**Written request:** The entries below should be transcribed in their entirety, exactly as written.

·····

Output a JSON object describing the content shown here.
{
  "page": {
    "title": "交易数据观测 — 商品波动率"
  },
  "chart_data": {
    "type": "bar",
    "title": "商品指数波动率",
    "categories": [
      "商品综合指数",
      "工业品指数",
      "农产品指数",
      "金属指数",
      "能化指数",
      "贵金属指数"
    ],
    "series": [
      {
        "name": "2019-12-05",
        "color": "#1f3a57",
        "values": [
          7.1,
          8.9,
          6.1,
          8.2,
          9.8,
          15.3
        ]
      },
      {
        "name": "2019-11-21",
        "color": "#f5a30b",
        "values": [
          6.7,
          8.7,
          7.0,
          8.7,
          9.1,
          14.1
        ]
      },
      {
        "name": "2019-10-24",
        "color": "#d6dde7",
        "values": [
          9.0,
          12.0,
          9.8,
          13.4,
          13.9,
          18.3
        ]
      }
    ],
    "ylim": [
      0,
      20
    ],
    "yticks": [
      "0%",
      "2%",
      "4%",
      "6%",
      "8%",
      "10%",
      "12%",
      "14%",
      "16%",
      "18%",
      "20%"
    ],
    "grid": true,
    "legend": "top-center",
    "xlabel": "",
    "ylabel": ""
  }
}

·····

**Exercise answer:**
Output a JSON object describing the content shown here.
{
  "page": {
    "title": "交易数据观测 — 商品波动率"
  },
  "chart_data": {
    "type": "bar",
    "title": "商品指数波动率",
    "categories": [
      "商品综合指数",
      "工业品指数",
      "农产品指数",
      "金属指数",
      "能化指数",
      "贵金属指数"
    ],
    "series": [
      {
        "name": "2019-12-05",
        "color": "#1f3a57",
        "values": [
          7.1,
          8.9,
          6.1,
          8.2,
          9.8,
          15.3
        ]
      },
      {
        "name": "2019-11-21",
        "color": "#f5a30b",
        "values": [
          6.7,
          8.7,
          7.0,
          8.7,
          9.1,
          14.1
        ]
      },
      {
        "name": "2019-10-24",
        "color": "#d6dde7",
        "values": [
          9.0,
          12.0,
          9.8,
          13.4,
          13.9,
          18.3
        ]
      }
    ],
    "ylim": [
      0,
      20
    ],
    "yticks": [
      "0%",
      "2%",
      "4%",
      "6%",
      "8%",
      "10%",
      "12%",
      "14%",
      "16%",
      "18%",
      "20%"
    ],
    "grid": true,
    "legend": "top-center",
    "xlabel": "",
    "ylabel": ""
  }
}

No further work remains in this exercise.